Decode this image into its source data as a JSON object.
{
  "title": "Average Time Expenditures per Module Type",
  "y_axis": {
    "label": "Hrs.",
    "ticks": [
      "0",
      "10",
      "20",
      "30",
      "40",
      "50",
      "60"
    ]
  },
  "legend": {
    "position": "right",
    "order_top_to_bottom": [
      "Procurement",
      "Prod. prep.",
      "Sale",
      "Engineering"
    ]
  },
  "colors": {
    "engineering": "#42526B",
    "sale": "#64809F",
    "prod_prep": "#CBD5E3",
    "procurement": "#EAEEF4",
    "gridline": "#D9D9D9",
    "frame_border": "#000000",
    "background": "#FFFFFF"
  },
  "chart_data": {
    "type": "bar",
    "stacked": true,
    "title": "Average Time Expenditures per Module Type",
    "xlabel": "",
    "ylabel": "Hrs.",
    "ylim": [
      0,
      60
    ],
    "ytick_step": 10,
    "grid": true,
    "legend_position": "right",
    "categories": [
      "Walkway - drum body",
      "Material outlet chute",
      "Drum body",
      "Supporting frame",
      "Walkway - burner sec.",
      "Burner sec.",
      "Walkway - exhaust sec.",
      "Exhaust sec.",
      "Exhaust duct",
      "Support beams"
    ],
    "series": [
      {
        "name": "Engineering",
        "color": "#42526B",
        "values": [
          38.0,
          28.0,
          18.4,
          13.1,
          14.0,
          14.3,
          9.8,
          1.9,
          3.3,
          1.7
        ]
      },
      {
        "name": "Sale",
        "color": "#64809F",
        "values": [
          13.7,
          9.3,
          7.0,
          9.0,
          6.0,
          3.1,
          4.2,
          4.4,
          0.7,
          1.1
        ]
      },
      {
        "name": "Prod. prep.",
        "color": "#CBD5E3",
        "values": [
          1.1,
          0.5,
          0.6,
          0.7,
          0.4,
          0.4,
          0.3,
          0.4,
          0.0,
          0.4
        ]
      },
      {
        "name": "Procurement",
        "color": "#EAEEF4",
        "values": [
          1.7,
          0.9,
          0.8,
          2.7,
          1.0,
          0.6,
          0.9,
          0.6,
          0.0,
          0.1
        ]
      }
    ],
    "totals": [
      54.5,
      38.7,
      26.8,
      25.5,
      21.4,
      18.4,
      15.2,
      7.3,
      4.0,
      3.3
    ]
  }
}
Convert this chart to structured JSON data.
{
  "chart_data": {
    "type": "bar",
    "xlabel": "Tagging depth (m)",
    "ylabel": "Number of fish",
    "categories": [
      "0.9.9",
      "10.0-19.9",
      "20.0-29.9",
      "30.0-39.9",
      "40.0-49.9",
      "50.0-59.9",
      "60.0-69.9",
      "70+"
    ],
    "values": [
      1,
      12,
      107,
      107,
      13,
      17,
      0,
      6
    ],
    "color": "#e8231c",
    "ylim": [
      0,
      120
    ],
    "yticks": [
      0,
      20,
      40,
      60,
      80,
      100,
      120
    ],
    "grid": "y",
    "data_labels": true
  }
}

____

• _Given request_
Look through the entries above; copy every line holding the string "right".

• _Response_
    "position": "right",
    "legend_position": "right",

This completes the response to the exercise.